Which lines hold the string "caption"? Copy every one of them.

• Source material
• • • •

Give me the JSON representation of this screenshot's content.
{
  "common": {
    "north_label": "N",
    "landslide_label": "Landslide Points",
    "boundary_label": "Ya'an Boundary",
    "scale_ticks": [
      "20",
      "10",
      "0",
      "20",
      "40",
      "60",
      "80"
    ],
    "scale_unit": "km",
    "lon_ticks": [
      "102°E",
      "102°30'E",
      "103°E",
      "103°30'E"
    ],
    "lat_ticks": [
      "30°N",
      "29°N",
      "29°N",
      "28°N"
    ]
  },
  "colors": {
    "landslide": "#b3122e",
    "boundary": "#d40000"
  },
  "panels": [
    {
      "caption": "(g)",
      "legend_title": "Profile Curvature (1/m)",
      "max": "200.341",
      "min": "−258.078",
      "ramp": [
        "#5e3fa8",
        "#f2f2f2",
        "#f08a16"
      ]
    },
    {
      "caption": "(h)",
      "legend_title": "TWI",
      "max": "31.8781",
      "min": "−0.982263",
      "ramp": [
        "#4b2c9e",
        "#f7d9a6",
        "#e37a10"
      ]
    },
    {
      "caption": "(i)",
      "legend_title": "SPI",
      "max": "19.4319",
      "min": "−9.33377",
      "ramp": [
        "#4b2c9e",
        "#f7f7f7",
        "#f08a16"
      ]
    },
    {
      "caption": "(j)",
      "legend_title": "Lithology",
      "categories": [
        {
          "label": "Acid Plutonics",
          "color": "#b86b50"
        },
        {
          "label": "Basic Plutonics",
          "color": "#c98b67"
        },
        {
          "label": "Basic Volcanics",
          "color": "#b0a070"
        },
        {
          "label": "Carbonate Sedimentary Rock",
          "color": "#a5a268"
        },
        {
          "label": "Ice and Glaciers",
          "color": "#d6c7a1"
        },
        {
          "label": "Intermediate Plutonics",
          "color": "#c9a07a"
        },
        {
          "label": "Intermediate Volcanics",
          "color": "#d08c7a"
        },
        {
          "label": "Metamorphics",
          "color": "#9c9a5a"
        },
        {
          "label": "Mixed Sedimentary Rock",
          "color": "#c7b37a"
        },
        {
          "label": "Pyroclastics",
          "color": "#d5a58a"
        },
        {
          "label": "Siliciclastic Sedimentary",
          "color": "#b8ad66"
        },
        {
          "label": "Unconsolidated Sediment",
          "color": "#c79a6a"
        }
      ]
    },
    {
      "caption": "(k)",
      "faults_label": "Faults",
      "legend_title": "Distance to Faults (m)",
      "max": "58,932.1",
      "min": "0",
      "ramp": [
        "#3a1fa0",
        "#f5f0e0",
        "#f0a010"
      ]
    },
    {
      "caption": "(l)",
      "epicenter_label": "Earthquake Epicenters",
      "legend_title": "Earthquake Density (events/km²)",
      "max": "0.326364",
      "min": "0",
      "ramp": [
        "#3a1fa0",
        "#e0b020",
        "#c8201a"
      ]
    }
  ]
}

• • • •

• Full response
      "caption": "(g)",
      "caption": "(h)",
      "caption": "(i)",
      "caption": "(j)",
      "caption": "(k)",
      "caption": "(l)",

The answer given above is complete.